(Spatial annotation data)
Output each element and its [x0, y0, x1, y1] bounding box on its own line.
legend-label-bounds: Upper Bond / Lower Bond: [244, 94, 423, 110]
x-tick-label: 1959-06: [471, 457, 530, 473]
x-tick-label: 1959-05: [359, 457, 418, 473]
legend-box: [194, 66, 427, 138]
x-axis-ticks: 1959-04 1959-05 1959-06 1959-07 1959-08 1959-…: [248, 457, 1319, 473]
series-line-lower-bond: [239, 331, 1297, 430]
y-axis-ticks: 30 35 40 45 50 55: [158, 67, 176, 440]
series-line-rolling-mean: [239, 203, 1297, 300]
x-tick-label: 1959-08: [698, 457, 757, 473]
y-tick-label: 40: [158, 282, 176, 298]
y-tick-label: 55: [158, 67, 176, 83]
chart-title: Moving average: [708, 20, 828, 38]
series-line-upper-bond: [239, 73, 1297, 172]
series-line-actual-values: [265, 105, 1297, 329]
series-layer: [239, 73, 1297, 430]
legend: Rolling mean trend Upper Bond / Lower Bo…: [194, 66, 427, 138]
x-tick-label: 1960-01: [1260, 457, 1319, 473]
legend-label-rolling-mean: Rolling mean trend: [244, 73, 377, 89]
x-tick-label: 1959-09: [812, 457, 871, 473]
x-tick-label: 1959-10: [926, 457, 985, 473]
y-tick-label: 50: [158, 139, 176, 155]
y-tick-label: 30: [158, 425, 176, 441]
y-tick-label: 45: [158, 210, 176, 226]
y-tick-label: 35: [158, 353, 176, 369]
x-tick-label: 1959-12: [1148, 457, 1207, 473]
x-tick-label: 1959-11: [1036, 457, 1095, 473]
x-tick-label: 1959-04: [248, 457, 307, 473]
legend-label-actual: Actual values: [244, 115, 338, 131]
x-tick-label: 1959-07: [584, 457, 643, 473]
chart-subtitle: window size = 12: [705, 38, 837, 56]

◆ Aim:
Return every line of the data above without changing anything.

◆ Correct response:
Output each element and its [x0, y0, x1, y1] bounding box on its own line.
legend-label-bounds: Upper Bond / Lower Bond: [244, 94, 423, 110]
x-tick-label: 1959-06: [471, 457, 530, 473]
x-tick-label: 1959-05: [359, 457, 418, 473]
legend-box: [194, 66, 427, 138]
x-axis-ticks: 1959-04 1959-05 1959-06 1959-07 1959-08 1959-…: [248, 457, 1319, 473]
series-line-lower-bond: [239, 331, 1297, 430]
y-axis-ticks: 30 35 40 45 50 55: [158, 67, 176, 440]
series-line-rolling-mean: [239, 203, 1297, 300]
x-tick-label: 1959-08: [698, 457, 757, 473]
y-tick-label: 40: [158, 282, 176, 298]
y-tick-label: 55: [158, 67, 176, 83]
chart-title: Moving average: [708, 20, 828, 38]
series-line-upper-bond: [239, 73, 1297, 172]
series-line-actual-values: [265, 105, 1297, 329]
series-layer: [239, 73, 1297, 430]
legend: Rolling mean trend Upper Bond / Lower Bo…: [194, 66, 427, 138]
x-tick-label: 1960-01: [1260, 457, 1319, 473]
legend-label-rolling-mean: Rolling mean trend: [244, 73, 377, 89]
x-tick-label: 1959-09: [812, 457, 871, 473]
x-tick-label: 1959-10: [926, 457, 985, 473]
y-tick-label: 50: [158, 139, 176, 155]
y-tick-label: 30: [158, 425, 176, 441]
y-tick-label: 45: [158, 210, 176, 226]
y-tick-label: 35: [158, 353, 176, 369]
x-tick-label: 1959-12: [1148, 457, 1207, 473]
x-tick-label: 1959-11: [1036, 457, 1095, 473]
x-tick-label: 1959-04: [248, 457, 307, 473]
legend-label-actual: Actual values: [244, 115, 338, 131]
x-tick-label: 1959-07: [584, 457, 643, 473]
chart-subtitle: window size = 12: [705, 38, 837, 56]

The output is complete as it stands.